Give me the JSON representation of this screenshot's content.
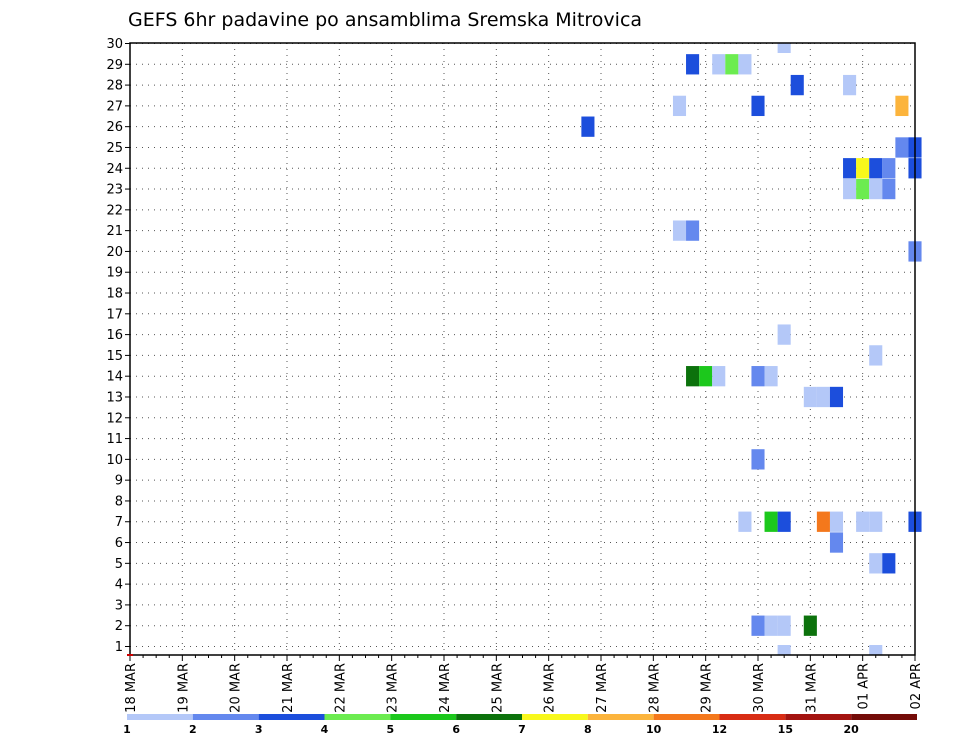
{
  "chart_data": {
    "type": "heatmap",
    "title": "GEFS 6hr padavine po ansamblima Sremska Mitrovica",
    "y_ticks": [
      1,
      2,
      3,
      4,
      5,
      6,
      7,
      8,
      9,
      10,
      11,
      12,
      13,
      14,
      15,
      16,
      17,
      18,
      19,
      20,
      21,
      22,
      23,
      24,
      25,
      26,
      27,
      28,
      29,
      30
    ],
    "ylim": [
      0,
      30
    ],
    "x_ticks": [
      "18 MAR",
      "19 MAR",
      "20 MAR",
      "21 MAR",
      "22 MAR",
      "23 MAR",
      "24 MAR",
      "25 MAR",
      "26 MAR",
      "27 MAR",
      "28 MAR",
      "29 MAR",
      "30 MAR",
      "31 MAR",
      "01 APR",
      "02 APR"
    ],
    "xlim": [
      0,
      60
    ],
    "grid": true,
    "legend": {
      "placement": "bottom",
      "colors": [
        "#b4c8f8",
        "#6488ee",
        "#1c4edc",
        "#6cec50",
        "#1cc81c",
        "#0c720c",
        "#f8f81c",
        "#fcb43c",
        "#f4781c",
        "#d82c14",
        "#a41410",
        "#740c08"
      ],
      "labels": [
        "1",
        "2",
        "3",
        "4",
        "5",
        "6",
        "7",
        "8",
        "10",
        "12",
        "15",
        "20"
      ]
    },
    "cells": [
      {
        "t": 50,
        "m": 30,
        "c": 0
      },
      {
        "t": 43,
        "m": 29,
        "c": 2
      },
      {
        "t": 45,
        "m": 29,
        "c": 0
      },
      {
        "t": 46,
        "m": 29,
        "c": 3
      },
      {
        "t": 47,
        "m": 29,
        "c": 0
      },
      {
        "t": 51,
        "m": 28,
        "c": 2
      },
      {
        "t": 55,
        "m": 28,
        "c": 0
      },
      {
        "t": 42,
        "m": 27,
        "c": 0
      },
      {
        "t": 48,
        "m": 27,
        "c": 2
      },
      {
        "t": 59,
        "m": 27,
        "c": 7
      },
      {
        "t": 35,
        "m": 26,
        "c": 2
      },
      {
        "t": 59,
        "m": 25,
        "c": 1
      },
      {
        "t": 60,
        "m": 25,
        "c": 2
      },
      {
        "t": 55,
        "m": 24,
        "c": 2
      },
      {
        "t": 56,
        "m": 24,
        "c": 6
      },
      {
        "t": 57,
        "m": 24,
        "c": 2
      },
      {
        "t": 58,
        "m": 24,
        "c": 1
      },
      {
        "t": 60,
        "m": 24,
        "c": 2
      },
      {
        "t": 55,
        "m": 23,
        "c": 0
      },
      {
        "t": 56,
        "m": 23,
        "c": 3
      },
      {
        "t": 57,
        "m": 23,
        "c": 0
      },
      {
        "t": 58,
        "m": 23,
        "c": 1
      },
      {
        "t": 42,
        "m": 21,
        "c": 0
      },
      {
        "t": 43,
        "m": 21,
        "c": 1
      },
      {
        "t": 60,
        "m": 20,
        "c": 1
      },
      {
        "t": 50,
        "m": 16,
        "c": 0
      },
      {
        "t": 57,
        "m": 15,
        "c": 0
      },
      {
        "t": 43,
        "m": 14,
        "c": 5
      },
      {
        "t": 44,
        "m": 14,
        "c": 4
      },
      {
        "t": 45,
        "m": 14,
        "c": 0
      },
      {
        "t": 48,
        "m": 14,
        "c": 1
      },
      {
        "t": 49,
        "m": 14,
        "c": 0
      },
      {
        "t": 52,
        "m": 13,
        "c": 0
      },
      {
        "t": 53,
        "m": 13,
        "c": 0
      },
      {
        "t": 54,
        "m": 13,
        "c": 2
      },
      {
        "t": 48,
        "m": 10,
        "c": 1
      },
      {
        "t": 47,
        "m": 7,
        "c": 0
      },
      {
        "t": 49,
        "m": 7,
        "c": 4
      },
      {
        "t": 50,
        "m": 7,
        "c": 2
      },
      {
        "t": 53,
        "m": 7,
        "c": 8
      },
      {
        "t": 54,
        "m": 7,
        "c": 0
      },
      {
        "t": 56,
        "m": 7,
        "c": 0
      },
      {
        "t": 57,
        "m": 7,
        "c": 0
      },
      {
        "t": 60,
        "m": 7,
        "c": 2
      },
      {
        "t": 54,
        "m": 6,
        "c": 1
      },
      {
        "t": 57,
        "m": 5,
        "c": 0
      },
      {
        "t": 58,
        "m": 5,
        "c": 2
      },
      {
        "t": 48,
        "m": 2,
        "c": 1
      },
      {
        "t": 49,
        "m": 2,
        "c": 0
      },
      {
        "t": 50,
        "m": 2,
        "c": 0
      },
      {
        "t": 52,
        "m": 2,
        "c": 5
      },
      {
        "t": 50,
        "m": 0,
        "c": 0
      },
      {
        "t": 57,
        "m": 0,
        "c": 0
      }
    ]
  }
}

____

# What the exercise asks
Set down all the data again exactly as above, pictures excluded.

# Result of this task
Give me the JSON representation of this screenshot's content.
{
  "chart_data": {
    "type": "heatmap",
    "title": "GEFS 6hr padavine po ansamblima Sremska Mitrovica",
    "y_ticks": [
      1,
      2,
      3,
      4,
      5,
      6,
      7,
      8,
      9,
      10,
      11,
      12,
      13,
      14,
      15,
      16,
      17,
      18,
      19,
      20,
      21,
      22,
      23,
      24,
      25,
      26,
      27,
      28,
      29,
      30
    ],
    "ylim": [
      0,
      30
    ],
    "x_ticks": [
      "18 MAR",
      "19 MAR",
      "20 MAR",
      "21 MAR",
      "22 MAR",
      "23 MAR",
      "24 MAR",
      "25 MAR",
      "26 MAR",
      "27 MAR",
      "28 MAR",
      "29 MAR",
      "30 MAR",
      "31 MAR",
      "01 APR",
      "02 APR"
    ],
    "xlim": [
      0,
      60
    ],
    "grid": true,
    "legend": {
      "placement": "bottom",
      "colors": [
        "#b4c8f8",
        "#6488ee",
        "#1c4edc",
        "#6cec50",
        "#1cc81c",
        "#0c720c",
        "#f8f81c",
        "#fcb43c",
        "#f4781c",
        "#d82c14",
        "#a41410",
        "#740c08"
      ],
      "labels": [
        "1",
        "2",
        "3",
        "4",
        "5",
        "6",
        "7",
        "8",
        "10",
        "12",
        "15",
        "20"
      ]
    },
    "cells": [
      {
        "t": 50,
        "m": 30,
        "c": 0
      },
      {
        "t": 43,
        "m": 29,
        "c": 2
      },
      {
        "t": 45,
        "m": 29,
        "c": 0
      },
      {
        "t": 46,
        "m": 29,
        "c": 3
      },
      {
        "t": 47,
        "m": 29,
        "c": 0
      },
      {
        "t": 51,
        "m": 28,
        "c": 2
      },
      {
        "t": 55,
        "m": 28,
        "c": 0
      },
      {
        "t": 42,
        "m": 27,
        "c": 0
      },
      {
        "t": 48,
        "m": 27,
        "c": 2
      },
      {
        "t": 59,
        "m": 27,
        "c": 7
      },
      {
        "t": 35,
        "m": 26,
        "c": 2
      },
      {
        "t": 59,
        "m": 25,
        "c": 1
      },
      {
        "t": 60,
        "m": 25,
        "c": 2
      },
      {
        "t": 55,
        "m": 24,
        "c": 2
      },
      {
        "t": 56,
        "m": 24,
        "c": 6
      },
      {
        "t": 57,
        "m": 24,
        "c": 2
      },
      {
        "t": 58,
        "m": 24,
        "c": 1
      },
      {
        "t": 60,
        "m": 24,
        "c": 2
      },
      {
        "t": 55,
        "m": 23,
        "c": 0
      },
      {
        "t": 56,
        "m": 23,
        "c": 3
      },
      {
        "t": 57,
        "m": 23,
        "c": 0
      },
      {
        "t": 58,
        "m": 23,
        "c": 1
      },
      {
        "t": 42,
        "m": 21,
        "c": 0
      },
      {
        "t": 43,
        "m": 21,
        "c": 1
      },
      {
        "t": 60,
        "m": 20,
        "c": 1
      },
      {
        "t": 50,
        "m": 16,
        "c": 0
      },
      {
        "t": 57,
        "m": 15,
        "c": 0
      },
      {
        "t": 43,
        "m": 14,
        "c": 5
      },
      {
        "t": 44,
        "m": 14,
        "c": 4
      },
      {
        "t": 45,
        "m": 14,
        "c": 0
      },
      {
        "t": 48,
        "m": 14,
        "c": 1
      },
      {
        "t": 49,
        "m": 14,
        "c": 0
      },
      {
        "t": 52,
        "m": 13,
        "c": 0
      },
      {
        "t": 53,
        "m": 13,
        "c": 0
      },
      {
        "t": 54,
        "m": 13,
        "c": 2
      },
      {
        "t": 48,
        "m": 10,
        "c": 1
      },
      {
        "t": 47,
        "m": 7,
        "c": 0
      },
      {
        "t": 49,
        "m": 7,
        "c": 4
      },
      {
        "t": 50,
        "m": 7,
        "c": 2
      },
      {
        "t": 53,
        "m": 7,
        "c": 8
      },
      {
        "t": 54,
        "m": 7,
        "c": 0
      },
      {
        "t": 56,
        "m": 7,
        "c": 0
      },
      {
        "t": 57,
        "m": 7,
        "c": 0
      },
      {
        "t": 60,
        "m": 7,
        "c": 2
      },
      {
        "t": 54,
        "m": 6,
        "c": 1
      },
      {
        "t": 57,
        "m": 5,
        "c": 0
      },
      {
        "t": 58,
        "m": 5,
        "c": 2
      },
      {
        "t": 48,
        "m": 2,
        "c": 1
      },
      {
        "t": 49,
        "m": 2,
        "c": 0
      },
      {
        "t": 50,
        "m": 2,
        "c": 0
      },
      {
        "t": 52,
        "m": 2,
        "c": 5
      },
      {
        "t": 50,
        "m": 0,
        "c": 0
      },
      {
        "t": 57,
        "m": 0,
        "c": 0
      }
    ]
  }
}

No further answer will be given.